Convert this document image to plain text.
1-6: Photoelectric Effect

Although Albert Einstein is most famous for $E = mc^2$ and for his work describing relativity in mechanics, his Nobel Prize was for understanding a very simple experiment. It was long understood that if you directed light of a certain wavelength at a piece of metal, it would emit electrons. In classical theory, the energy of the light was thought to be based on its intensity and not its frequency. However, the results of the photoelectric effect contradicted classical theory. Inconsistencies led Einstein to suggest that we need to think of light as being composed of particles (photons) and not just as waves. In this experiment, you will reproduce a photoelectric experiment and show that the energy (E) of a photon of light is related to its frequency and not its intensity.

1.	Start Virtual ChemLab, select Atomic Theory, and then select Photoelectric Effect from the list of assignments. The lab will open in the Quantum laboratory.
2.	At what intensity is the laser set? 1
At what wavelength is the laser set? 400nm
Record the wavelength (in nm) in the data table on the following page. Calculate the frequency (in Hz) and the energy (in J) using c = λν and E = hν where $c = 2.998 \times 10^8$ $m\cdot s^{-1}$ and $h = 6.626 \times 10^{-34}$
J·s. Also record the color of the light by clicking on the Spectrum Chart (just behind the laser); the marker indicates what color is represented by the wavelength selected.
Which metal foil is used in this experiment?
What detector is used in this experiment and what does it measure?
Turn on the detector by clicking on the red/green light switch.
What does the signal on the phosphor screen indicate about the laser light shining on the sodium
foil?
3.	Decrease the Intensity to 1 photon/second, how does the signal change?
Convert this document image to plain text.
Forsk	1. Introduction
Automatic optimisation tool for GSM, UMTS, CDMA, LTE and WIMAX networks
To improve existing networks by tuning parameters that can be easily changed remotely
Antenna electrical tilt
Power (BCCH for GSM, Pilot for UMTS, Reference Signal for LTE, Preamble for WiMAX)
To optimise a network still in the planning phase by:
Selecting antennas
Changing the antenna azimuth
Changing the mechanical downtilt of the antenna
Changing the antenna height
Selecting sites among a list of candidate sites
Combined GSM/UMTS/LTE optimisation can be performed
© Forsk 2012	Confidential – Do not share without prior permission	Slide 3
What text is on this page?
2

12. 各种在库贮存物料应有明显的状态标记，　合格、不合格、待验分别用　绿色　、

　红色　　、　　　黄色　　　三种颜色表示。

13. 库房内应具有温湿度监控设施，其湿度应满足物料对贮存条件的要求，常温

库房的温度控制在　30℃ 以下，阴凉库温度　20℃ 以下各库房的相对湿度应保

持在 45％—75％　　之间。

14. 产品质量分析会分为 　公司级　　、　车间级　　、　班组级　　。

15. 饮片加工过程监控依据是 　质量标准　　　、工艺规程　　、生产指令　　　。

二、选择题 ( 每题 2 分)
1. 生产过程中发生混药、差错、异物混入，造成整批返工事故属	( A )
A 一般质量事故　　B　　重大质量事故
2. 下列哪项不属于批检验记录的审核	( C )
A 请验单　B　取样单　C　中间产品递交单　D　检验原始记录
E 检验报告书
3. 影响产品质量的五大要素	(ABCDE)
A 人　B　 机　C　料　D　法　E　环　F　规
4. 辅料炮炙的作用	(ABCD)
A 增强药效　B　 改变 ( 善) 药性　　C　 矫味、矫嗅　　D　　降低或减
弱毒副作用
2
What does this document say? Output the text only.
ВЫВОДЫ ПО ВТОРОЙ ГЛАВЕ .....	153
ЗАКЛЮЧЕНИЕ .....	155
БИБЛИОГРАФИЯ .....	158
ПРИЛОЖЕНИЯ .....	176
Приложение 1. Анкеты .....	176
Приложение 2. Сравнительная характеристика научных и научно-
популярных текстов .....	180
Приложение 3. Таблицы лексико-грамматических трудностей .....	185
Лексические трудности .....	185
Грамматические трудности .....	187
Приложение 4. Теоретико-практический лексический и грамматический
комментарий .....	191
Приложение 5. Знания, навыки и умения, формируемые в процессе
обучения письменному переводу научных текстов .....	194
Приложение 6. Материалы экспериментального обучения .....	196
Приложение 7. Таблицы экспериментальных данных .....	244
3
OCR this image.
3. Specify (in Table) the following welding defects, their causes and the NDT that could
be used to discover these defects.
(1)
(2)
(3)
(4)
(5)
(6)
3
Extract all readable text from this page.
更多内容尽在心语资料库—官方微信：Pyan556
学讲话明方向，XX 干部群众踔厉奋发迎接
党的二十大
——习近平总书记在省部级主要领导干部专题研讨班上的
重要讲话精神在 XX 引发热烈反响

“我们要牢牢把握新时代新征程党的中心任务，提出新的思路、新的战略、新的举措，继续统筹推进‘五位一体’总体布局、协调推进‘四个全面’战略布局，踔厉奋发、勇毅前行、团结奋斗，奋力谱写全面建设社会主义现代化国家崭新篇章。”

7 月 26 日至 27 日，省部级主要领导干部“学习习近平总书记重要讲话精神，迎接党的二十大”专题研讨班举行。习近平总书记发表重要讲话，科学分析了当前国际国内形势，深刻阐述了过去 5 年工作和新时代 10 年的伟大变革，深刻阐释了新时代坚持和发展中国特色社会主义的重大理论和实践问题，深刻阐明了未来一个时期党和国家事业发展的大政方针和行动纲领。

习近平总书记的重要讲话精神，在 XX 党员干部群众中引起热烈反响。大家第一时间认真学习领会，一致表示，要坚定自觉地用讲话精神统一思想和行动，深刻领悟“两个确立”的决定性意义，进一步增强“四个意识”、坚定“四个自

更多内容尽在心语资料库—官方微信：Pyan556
·····
-- What is asked --
Set down all of the data above, word for word.

-- Answer to the exercise --
Convert this document image to plain text.
1-6: Photoelectric Effect

Although Albert Einstein is most famous for $E = mc^2$ and for his work describing relativity in mechanics, his Nobel Prize was for understanding a very simple experiment. It was long understood that if you directed light of a certain wavelength at a piece of metal, it would emit electrons. In classical theory, the energy of the light was thought to be based on its intensity and not its frequency. However, the results of the photoelectric effect contradicted classical theory. Inconsistencies led Einstein to suggest that we need to think of light as being composed of particles (photons) and not just as waves. In this experiment, you will reproduce a photoelectric experiment and show that the energy (E) of a photon of light is related to its frequency and not its intensity.

1.	Start Virtual ChemLab, select Atomic Theory, and then select Photoelectric Effect from the list of assignments. The lab will open in the Quantum laboratory.
2.	At what intensity is the laser set? 1
At what wavelength is the laser set? 400nm
Record the wavelength (in nm) in the data table on the following page. Calculate the frequency (in Hz) and the energy (in J) using c = λν and E = hν where $c = 2.998 \times 10^8$ $m\cdot s^{-1}$ and $h = 6.626 \times 10^{-34}$
J·s. Also record the color of the light by clicking on the Spectrum Chart (just behind the laser); the marker indicates what color is represented by the wavelength selected.
Which metal foil is used in this experiment?
What detector is used in this experiment and what does it measure?
Turn on the detector by clicking on the red/green light switch.
What does the signal on the phosphor screen indicate about the laser light shining on the sodium
foil?
3.	Decrease the Intensity to 1 photon/second, how does the signal change?
Convert this document image to plain text.
Forsk	1. Introduction
Automatic optimisation tool for GSM, UMTS, CDMA, LTE and WIMAX networks
To improve existing networks by tuning parameters that can be easily changed remotely
Antenna electrical tilt
Power (BCCH for GSM, Pilot for UMTS, Reference Signal for LTE, Preamble for WiMAX)
To optimise a network still in the planning phase by:
Selecting antennas
Changing the antenna azimuth
Changing the mechanical downtilt of the antenna
Changing the antenna height
Selecting sites among a list of candidate sites
Combined GSM/UMTS/LTE optimisation can be performed
© Forsk 2012	Confidential – Do not share without prior permission	Slide 3
What text is on this page?
2

12. 各种在库贮存物料应有明显的状态标记，　合格、不合格、待验分别用　绿色　、

　红色　　、　　　黄色　　　三种颜色表示。

13. 库房内应具有温湿度监控设施，其湿度应满足物料对贮存条件的要求，常温

库房的温度控制在　30℃ 以下，阴凉库温度　20℃ 以下各库房的相对湿度应保

持在 45％—75％　　之间。

14. 产品质量分析会分为 　公司级　　、　车间级　　、　班组级　　。

15. 饮片加工过程监控依据是 　质量标准　　　、工艺规程　　、生产指令　　　。

二、选择题 ( 每题 2 分)
1. 生产过程中发生混药、差错、异物混入，造成整批返工事故属	( A )
A 一般质量事故　　B　　重大质量事故
2. 下列哪项不属于批检验记录的审核	( C )
A 请验单　B　取样单　C　中间产品递交单　D　检验原始记录
E 检验报告书
3. 影响产品质量的五大要素	(ABCDE)
A 人　B　 机　C　料　D　法　E　环　F　规
4. 辅料炮炙的作用	(ABCD)
A 增强药效　B　 改变 ( 善) 药性　　C　 矫味、矫嗅　　D　　降低或减
弱毒副作用
2
What does this document say? Output the text only.
ВЫВОДЫ ПО ВТОРОЙ ГЛАВЕ .....	153
ЗАКЛЮЧЕНИЕ .....	155
БИБЛИОГРАФИЯ .....	158
ПРИЛОЖЕНИЯ .....	176
Приложение 1. Анкеты .....	176
Приложение 2. Сравнительная характеристика научных и научно-
популярных текстов .....	180
Приложение 3. Таблицы лексико-грамматических трудностей .....	185
Лексические трудности .....	185
Грамматические трудности .....	187
Приложение 4. Теоретико-практический лексический и грамматический
комментарий .....	191
Приложение 5. Знания, навыки и умения, формируемые в процессе
обучения письменному переводу научных текстов .....	194
Приложение 6. Материалы экспериментального обучения .....	196
Приложение 7. Таблицы экспериментальных данных .....	244
3
OCR this image.
3. Specify (in Table) the following welding defects, their causes and the NDT that could
be used to discover these defects.
(1)
(2)
(3)
(4)
(5)
(6)
3
Extract all readable text from this page.
更多内容尽在心语资料库—官方微信：Pyan556
学讲话明方向，XX 干部群众踔厉奋发迎接
党的二十大
——习近平总书记在省部级主要领导干部专题研讨班上的
重要讲话精神在 XX 引发热烈反响

“我们要牢牢把握新时代新征程党的中心任务，提出新的思路、新的战略、新的举措，继续统筹推进‘五位一体’总体布局、协调推进‘四个全面’战略布局，踔厉奋发、勇毅前行、团结奋斗，奋力谱写全面建设社会主义现代化国家崭新篇章。”

7 月 26 日至 27 日，省部级主要领导干部“学习习近平总书记重要讲话精神，迎接党的二十大”专题研讨班举行。习近平总书记发表重要讲话，科学分析了当前国际国内形势，深刻阐述了过去 5 年工作和新时代 10 年的伟大变革，深刻阐释了新时代坚持和发展中国特色社会主义的重大理论和实践问题，深刻阐明了未来一个时期党和国家事业发展的大政方针和行动纲领。

习近平总书记的重要讲话精神，在 XX 党员干部群众中引起热烈反响。大家第一时间认真学习领会，一致表示，要坚定自觉地用讲话精神统一思想和行动，深刻领悟“两个确立”的决定性意义，进一步增强“四个意识”、坚定“四个自

更多内容尽在心语资料库—官方微信：Pyan556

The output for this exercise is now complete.